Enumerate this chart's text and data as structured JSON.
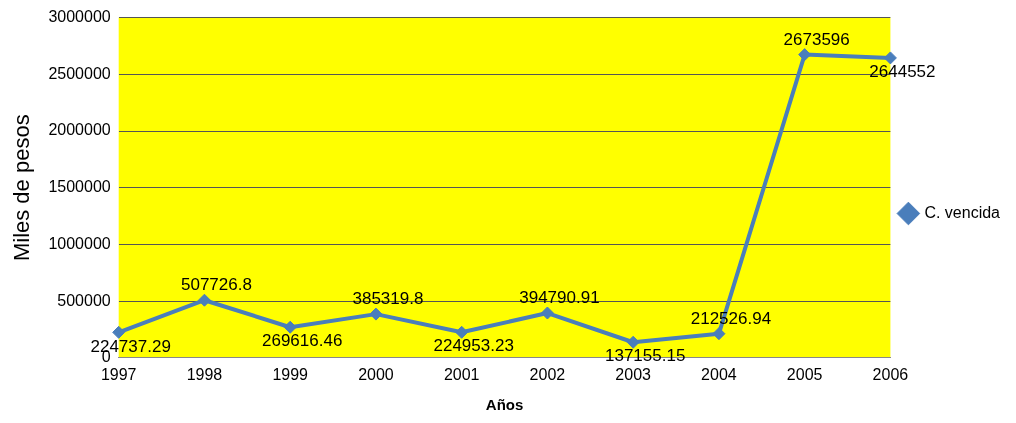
{
  "chart_data": {
    "type": "line",
    "xlabel": "Años",
    "ylabel": "Miles de pesos",
    "categories": [
      "1997",
      "1998",
      "1999",
      "2000",
      "2001",
      "2002",
      "2003",
      "2004",
      "2005",
      "2006"
    ],
    "series": [
      {
        "name": "C. vencida",
        "color": "#4a7ebb",
        "values": [
          224737.29,
          507726.8,
          269616.46,
          385319.8,
          224953.23,
          394790.91,
          137155.15,
          212526.94,
          2673596,
          2644552
        ]
      }
    ],
    "ylim": [
      0,
      3000000
    ],
    "yticks": [
      0,
      500000,
      1000000,
      1500000,
      2000000,
      2500000,
      3000000
    ],
    "grid": "y",
    "legend": "right",
    "marker": "diamond",
    "line_style": "solid",
    "data_labels": true
  }
}
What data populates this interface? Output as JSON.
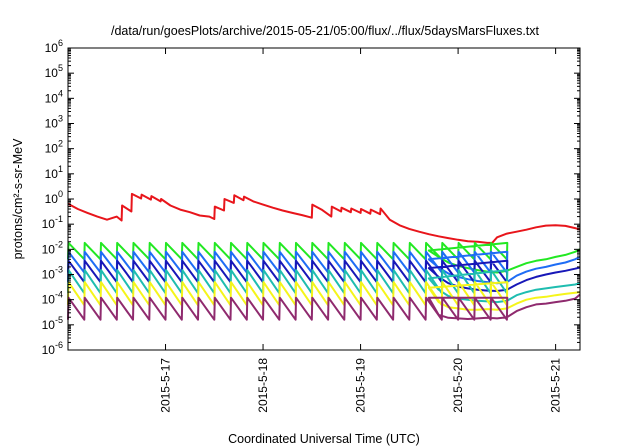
{
  "chart_data": {
    "type": "line",
    "title": "/data/run/goesPlots/archive/2015-05-21/05:00/flux/../flux/5daysMarsFluxes.txt",
    "xlabel": "Coordinated Universal Time (UTC)",
    "ylabel": "protons/cm²-s-sr-MeV",
    "yscale": "log",
    "ylim": [
      1e-06,
      1000000.0
    ],
    "xlim": [
      "2015-05-16 00:00",
      "2015-05-21 06:00"
    ],
    "y_ticks": [
      {
        "value": 1e-06,
        "base": "10",
        "exp": "-6"
      },
      {
        "value": 1e-05,
        "base": "10",
        "exp": "-5"
      },
      {
        "value": 0.0001,
        "base": "10",
        "exp": "-4"
      },
      {
        "value": 0.001,
        "base": "10",
        "exp": "-3"
      },
      {
        "value": 0.01,
        "base": "10",
        "exp": "-2"
      },
      {
        "value": 0.1,
        "base": "10",
        "exp": "-1"
      },
      {
        "value": 1,
        "base": "10",
        "exp": "0"
      },
      {
        "value": 10.0,
        "base": "10",
        "exp": "1"
      },
      {
        "value": 100.0,
        "base": "10",
        "exp": "2"
      },
      {
        "value": 1000.0,
        "base": "10",
        "exp": "3"
      },
      {
        "value": 10000.0,
        "base": "10",
        "exp": "4"
      },
      {
        "value": 100000.0,
        "base": "10",
        "exp": "5"
      },
      {
        "value": 1000000.0,
        "base": "10",
        "exp": "6"
      }
    ],
    "x_ticks": [
      {
        "value": "2015-05-17 00:00",
        "label": "2015-5-17"
      },
      {
        "value": "2015-05-18 00:00",
        "label": "2015-5-18"
      },
      {
        "value": "2015-05-19 00:00",
        "label": "2015-5-19"
      },
      {
        "value": "2015-05-20 00:00",
        "label": "2015-5-20"
      },
      {
        "value": "2015-05-21 00:00",
        "label": "2015-5-21"
      }
    ],
    "grid": false,
    "legend": "none",
    "series": [
      {
        "color": "#e8151b",
        "x": [
          "2015-05-16 00:00",
          "2015-05-16 02:24",
          "2015-05-16 04:48",
          "2015-05-16 07:12",
          "2015-05-16 09:36",
          "2015-05-16 12:00",
          "2015-05-16 13:12",
          "2015-05-16 13:19",
          "2015-05-16 15:36",
          "2015-05-16 15:43",
          "2015-05-16 18:00",
          "2015-05-16 18:07",
          "2015-05-16 20:24",
          "2015-05-16 20:31",
          "2015-05-16 22:48",
          "2015-05-16 22:55",
          "2015-05-17 01:12",
          "2015-05-17 03:36",
          "2015-05-17 06:00",
          "2015-05-17 08:24",
          "2015-05-17 10:48",
          "2015-05-17 12:00",
          "2015-05-17 12:07",
          "2015-05-17 14:24",
          "2015-05-17 14:31",
          "2015-05-17 16:48",
          "2015-05-17 16:55",
          "2015-05-17 19:12",
          "2015-05-17 19:19",
          "2015-05-17 21:36",
          "2015-05-18 00:00",
          "2015-05-18 02:24",
          "2015-05-18 04:48",
          "2015-05-18 07:12",
          "2015-05-18 09:36",
          "2015-05-18 12:00",
          "2015-05-18 12:07",
          "2015-05-18 14:24",
          "2015-05-18 16:48",
          "2015-05-18 16:55",
          "2015-05-18 19:12",
          "2015-05-18 19:19",
          "2015-05-18 21:36",
          "2015-05-18 21:43",
          "2015-05-19 00:00",
          "2015-05-19 00:07",
          "2015-05-19 02:24",
          "2015-05-19 02:31",
          "2015-05-19 04:48",
          "2015-05-19 04:55",
          "2015-05-19 07:12",
          "2015-05-19 09:36",
          "2015-05-19 12:00",
          "2015-05-19 14:24",
          "2015-05-19 16:48",
          "2015-05-19 19:12",
          "2015-05-19 21:36",
          "2015-05-20 00:00",
          "2015-05-20 02:24",
          "2015-05-20 04:48",
          "2015-05-20 07:12",
          "2015-05-20 08:24",
          "2015-05-20 09:36",
          "2015-05-20 12:00",
          "2015-05-20 14:24",
          "2015-05-20 16:48",
          "2015-05-20 19:12",
          "2015-05-20 21:36",
          "2015-05-21 00:00",
          "2015-05-21 02:24",
          "2015-05-21 04:48",
          "2015-05-21 06:00"
        ],
        "values": [
          0.65,
          0.4,
          0.28,
          0.2,
          0.15,
          0.2,
          0.14,
          0.55,
          0.32,
          1.6,
          1.05,
          1.5,
          0.95,
          1.3,
          0.8,
          1.0,
          0.55,
          0.38,
          0.3,
          0.22,
          0.2,
          0.16,
          0.5,
          0.35,
          1.0,
          0.7,
          1.4,
          0.9,
          1.25,
          0.8,
          0.6,
          0.45,
          0.35,
          0.28,
          0.23,
          0.18,
          0.6,
          0.38,
          0.2,
          0.5,
          0.32,
          0.45,
          0.3,
          0.42,
          0.28,
          0.4,
          0.26,
          0.38,
          0.25,
          0.42,
          0.15,
          0.09,
          0.065,
          0.05,
          0.04,
          0.033,
          0.028,
          0.024,
          0.021,
          0.02,
          0.018,
          0.018,
          0.03,
          0.042,
          0.05,
          0.06,
          0.075,
          0.088,
          0.09,
          0.085,
          0.07,
          0.06
        ]
      },
      {
        "color": "#22e822",
        "pattern": {
          "start": "2015-05-16 00:00",
          "step_hours": 4,
          "count": 28,
          "low": 0.004,
          "high": 0.018
        },
        "x": [
          "2015-05-19 16:48",
          "2015-05-19 19:12",
          "2015-05-19 21:36",
          "2015-05-20 00:00",
          "2015-05-20 02:24",
          "2015-05-20 04:48",
          "2015-05-20 07:12",
          "2015-05-20 09:36",
          "2015-05-20 12:00",
          "2015-05-20 14:24",
          "2015-05-20 16:48",
          "2015-05-20 19:12",
          "2015-05-20 21:36",
          "2015-05-21 00:00",
          "2015-05-21 02:24",
          "2015-05-21 04:48",
          "2015-05-21 06:00"
        ],
        "values": [
          0.009,
          0.005,
          0.003,
          0.0022,
          0.0018,
          0.0015,
          0.0013,
          0.0012,
          0.0014,
          0.002,
          0.0028,
          0.0035,
          0.004,
          0.005,
          0.006,
          0.008,
          0.01
        ]
      },
      {
        "color": "#1e6df5",
        "pattern": {
          "start": "2015-05-16 00:00",
          "step_hours": 4,
          "count": 28,
          "low": 0.0012,
          "high": 0.008
        },
        "x": [
          "2015-05-19 16:48",
          "2015-05-19 19:12",
          "2015-05-19 21:36",
          "2015-05-20 00:00",
          "2015-05-20 02:24",
          "2015-05-20 04:48",
          "2015-05-20 07:12",
          "2015-05-20 09:36",
          "2015-05-20 12:00",
          "2015-05-20 14:24",
          "2015-05-20 16:48",
          "2015-05-20 19:12",
          "2015-05-20 21:36",
          "2015-05-21 00:00",
          "2015-05-21 02:24",
          "2015-05-21 04:48",
          "2015-05-21 06:00"
        ],
        "values": [
          0.004,
          0.0019,
          0.0011,
          0.0008,
          0.00065,
          0.00055,
          0.0005,
          0.00045,
          0.0005,
          0.0009,
          0.0013,
          0.0017,
          0.002,
          0.0025,
          0.003,
          0.004,
          0.005
        ]
      },
      {
        "color": "#1717b8",
        "pattern": {
          "start": "2015-05-16 00:00",
          "step_hours": 4,
          "count": 28,
          "low": 0.0005,
          "high": 0.0035
        },
        "x": [
          "2015-05-19 16:48",
          "2015-05-19 19:12",
          "2015-05-19 21:36",
          "2015-05-20 00:00",
          "2015-05-20 02:24",
          "2015-05-20 04:48",
          "2015-05-20 07:12",
          "2015-05-20 09:36",
          "2015-05-20 12:00",
          "2015-05-20 14:24",
          "2015-05-20 16:48",
          "2015-05-20 19:12",
          "2015-05-20 21:36",
          "2015-05-21 00:00",
          "2015-05-21 02:24",
          "2015-05-21 04:48",
          "2015-05-21 06:00"
        ],
        "values": [
          0.0018,
          0.0008,
          0.00045,
          0.00033,
          0.00028,
          0.00025,
          0.00023,
          0.00022,
          0.00025,
          0.0004,
          0.0006,
          0.0008,
          0.001,
          0.0012,
          0.0014,
          0.0017,
          0.0019
        ]
      },
      {
        "color": "#1fbdb0",
        "pattern": {
          "start": "2015-05-16 00:00",
          "step_hours": 4,
          "count": 28,
          "low": 0.00018,
          "high": 0.0015
        },
        "x": [
          "2015-05-19 16:48",
          "2015-05-19 19:12",
          "2015-05-19 21:36",
          "2015-05-20 00:00",
          "2015-05-20 02:24",
          "2015-05-20 04:48",
          "2015-05-20 07:12",
          "2015-05-20 09:36",
          "2015-05-20 12:00",
          "2015-05-20 14:24",
          "2015-05-20 16:48",
          "2015-05-20 19:12",
          "2015-05-20 21:36",
          "2015-05-21 00:00",
          "2015-05-21 02:24",
          "2015-05-21 04:48",
          "2015-05-21 06:00"
        ],
        "values": [
          0.0007,
          0.00025,
          0.00014,
          0.00011,
          0.0001,
          9e-05,
          8.5e-05,
          8e-05,
          9e-05,
          0.00015,
          0.0002,
          0.00025,
          0.00028,
          0.00032,
          0.00036,
          0.0004,
          0.00045
        ]
      },
      {
        "color": "#f5f51a",
        "pattern": {
          "start": "2015-05-16 00:00",
          "step_hours": 4,
          "count": 28,
          "low": 6e-05,
          "high": 0.0005
        },
        "x": [
          "2015-05-19 16:48",
          "2015-05-19 19:12",
          "2015-05-19 21:36",
          "2015-05-20 00:00",
          "2015-05-20 02:24",
          "2015-05-20 04:48",
          "2015-05-20 07:12",
          "2015-05-20 09:36",
          "2015-05-20 12:00",
          "2015-05-20 14:24",
          "2015-05-20 16:48",
          "2015-05-20 19:12",
          "2015-05-20 21:36",
          "2015-05-21 00:00",
          "2015-05-21 02:24",
          "2015-05-21 04:48",
          "2015-05-21 06:00"
        ],
        "values": [
          0.0003,
          8e-05,
          5e-05,
          4.5e-05,
          4e-05,
          4e-05,
          4.2e-05,
          4e-05,
          4.5e-05,
          7e-05,
          0.0001,
          0.00012,
          0.00013,
          0.00015,
          0.00017,
          0.00019,
          0.0002
        ]
      },
      {
        "color": "#8f2a6e",
        "pattern": {
          "start": "2015-05-16 00:00",
          "step_hours": 4,
          "count": 28,
          "low": 1.6e-05,
          "high": 0.00012
        },
        "x": [
          "2015-05-19 16:48",
          "2015-05-19 19:12",
          "2015-05-19 21:36",
          "2015-05-20 00:00",
          "2015-05-20 02:24",
          "2015-05-20 04:48",
          "2015-05-20 07:12",
          "2015-05-20 09:36",
          "2015-05-20 12:00",
          "2015-05-20 14:24",
          "2015-05-20 16:48",
          "2015-05-20 19:12",
          "2015-05-20 21:36",
          "2015-05-21 00:00",
          "2015-05-21 02:24",
          "2015-05-21 04:48",
          "2015-05-21 06:00"
        ],
        "values": [
          0.00012,
          2.5e-05,
          1.9e-05,
          1.8e-05,
          1.7e-05,
          1.8e-05,
          1.9e-05,
          1.8e-05,
          2e-05,
          3.5e-05,
          5e-05,
          6.5e-05,
          7e-05,
          8e-05,
          9e-05,
          0.00011,
          0.00016
        ]
      }
    ]
  }
}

**To do:** From the data, list each line in which the string "ylabel" appears.

**The solution:**
    "ylabel": "Miles de pesos",
    "ylabel": "protons/cm²-s-sr-MeV",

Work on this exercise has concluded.